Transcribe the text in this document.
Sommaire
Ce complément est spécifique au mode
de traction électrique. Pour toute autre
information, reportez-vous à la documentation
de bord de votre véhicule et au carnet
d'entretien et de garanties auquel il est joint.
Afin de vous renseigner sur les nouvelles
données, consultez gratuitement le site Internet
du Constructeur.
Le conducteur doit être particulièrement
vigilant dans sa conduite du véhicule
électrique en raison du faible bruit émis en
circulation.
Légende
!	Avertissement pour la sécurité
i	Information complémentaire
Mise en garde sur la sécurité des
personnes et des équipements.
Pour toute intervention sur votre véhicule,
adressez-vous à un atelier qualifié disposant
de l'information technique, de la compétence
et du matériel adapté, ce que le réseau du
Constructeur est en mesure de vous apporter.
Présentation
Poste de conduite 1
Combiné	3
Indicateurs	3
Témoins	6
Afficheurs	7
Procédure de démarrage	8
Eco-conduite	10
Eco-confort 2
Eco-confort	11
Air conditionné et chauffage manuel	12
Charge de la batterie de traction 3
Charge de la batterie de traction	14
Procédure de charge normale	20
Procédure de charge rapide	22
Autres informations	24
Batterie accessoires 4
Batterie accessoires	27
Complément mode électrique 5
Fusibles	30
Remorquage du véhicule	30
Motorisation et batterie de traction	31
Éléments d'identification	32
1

•••

### TASK OBJECTIVE
Write out every line of the preceding listing that contains "électrique".

### EXPECTED ANSWER
de traction électrique. Pour toute autre
électrique en raison du faible bruit émis en
Complément mode électrique 5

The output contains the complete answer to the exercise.